[Data records]
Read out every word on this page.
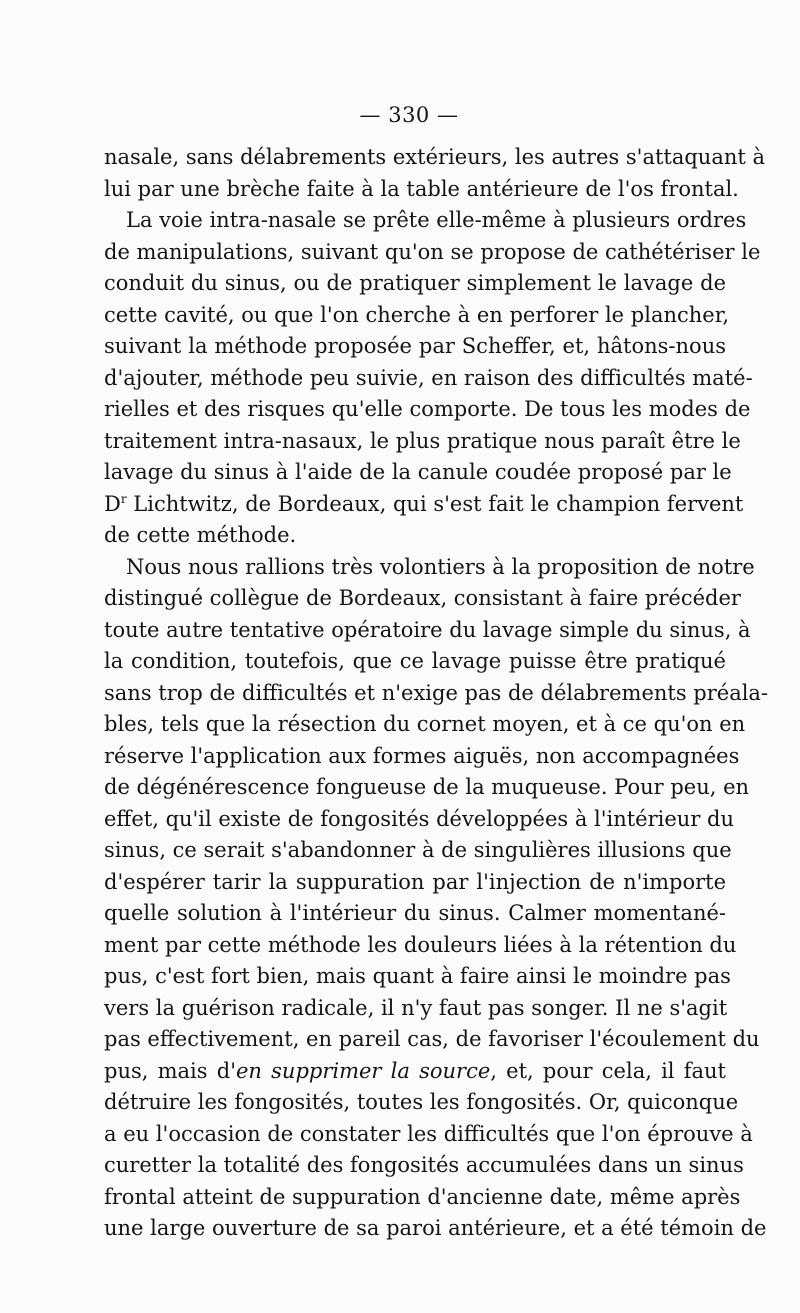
— 330 —
nasale, sans délabrements extérieurs, les autres s'attaquant à
lui par une brèche faite à la table antérieure de l'os frontal.
La voie intra-nasale se prête elle-même à plusieurs ordres
de manipulations, suivant qu'on se propose de cathétériser le
conduit du sinus, ou de pratiquer simplement le lavage de
cette cavité, ou que l'on cherche à en perforer le plancher,
suivant la méthode proposée par Scheffer, et, hâtons-nous
d'ajouter, méthode peu suivie, en raison des difficultés maté-
rielles et des risques qu'elle comporte. De tous les modes de
traitement intra-nasaux, le plus pratique nous paraît être le
lavage du sinus à l'aide de la canule coudée proposé par le
$D^r$ Lichtwitz, de Bordeaux, qui s'est fait le champion fervent
de cette méthode.
Nous nous rallions très volontiers à la proposition de notre
distingué collègue de Bordeaux, consistant à faire précéder
toute autre tentative opératoire du lavage simple du sinus, à
la condition, toutefois, que ce lavage puisse être pratiqué
sans trop de difficultés et n'exige pas de délabrements préala-
bles, tels que la résection du cornet moyen, et à ce qu'on en
réserve l'application aux formes aiguës, non accompagnées
de dégénérescence fongueuse de la muqueuse. Pour peu, en
effet, qu'il existe de fongosités développées à l'intérieur du
sinus, ce serait s'abandonner à de singulières illusions que
d'espérer tarir la suppuration par l'injection de n'importe
quelle solution à l'intérieur du sinus. Calmer momentané-
ment par cette méthode les douleurs liées à la rétention du
pus, c'est fort bien, mais quant à faire ainsi le moindre pas
vers la guérison radicale, il n'y faut pas songer. Il ne s'agit
pas effectivement, en pareil cas, de favoriser l'écoulement du
pus, mais d'en supprimer la source, et, pour cela, il faut
détruire les fongosités, toutes les fongosités. Or, quiconque
a eu l'occasion de constater les difficultés que l'on éprouve à
curetter la totalité des fongosités accumulées dans un sinus
frontal atteint de suppuration d'ancienne date, même après
une large ouverture de sa paroi antérieure, et a été témoin de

- [Your task]: Except for the pictures, reproduce every line exactly.

- [Solution]:
Read out every word on this page.
— 330 —
nasale, sans délabrements extérieurs, les autres s'attaquant à
lui par une brèche faite à la table antérieure de l'os frontal.
La voie intra-nasale se prête elle-même à plusieurs ordres
de manipulations, suivant qu'on se propose de cathétériser le
conduit du sinus, ou de pratiquer simplement le lavage de
cette cavité, ou que l'on cherche à en perforer le plancher,
suivant la méthode proposée par Scheffer, et, hâtons-nous
d'ajouter, méthode peu suivie, en raison des difficultés maté-
rielles et des risques qu'elle comporte. De tous les modes de
traitement intra-nasaux, le plus pratique nous paraît être le
lavage du sinus à l'aide de la canule coudée proposé par le
$D^r$ Lichtwitz, de Bordeaux, qui s'est fait le champion fervent
de cette méthode.
Nous nous rallions très volontiers à la proposition de notre
distingué collègue de Bordeaux, consistant à faire précéder
toute autre tentative opératoire du lavage simple du sinus, à
la condition, toutefois, que ce lavage puisse être pratiqué
sans trop de difficultés et n'exige pas de délabrements préala-
bles, tels que la résection du cornet moyen, et à ce qu'on en
réserve l'application aux formes aiguës, non accompagnées
de dégénérescence fongueuse de la muqueuse. Pour peu, en
effet, qu'il existe de fongosités développées à l'intérieur du
sinus, ce serait s'abandonner à de singulières illusions que
d'espérer tarir la suppuration par l'injection de n'importe
quelle solution à l'intérieur du sinus. Calmer momentané-
ment par cette méthode les douleurs liées à la rétention du
pus, c'est fort bien, mais quant à faire ainsi le moindre pas
vers la guérison radicale, il n'y faut pas songer. Il ne s'agit
pas effectivement, en pareil cas, de favoriser l'écoulement du
pus, mais d'en supprimer la source, et, pour cela, il faut
détruire les fongosités, toutes les fongosités. Or, quiconque
a eu l'occasion de constater les difficultés que l'on éprouve à
curetter la totalité des fongosités accumulées dans un sinus
frontal atteint de suppuration d'ancienne date, même après
une large ouverture de sa paroi antérieure, et a été témoin de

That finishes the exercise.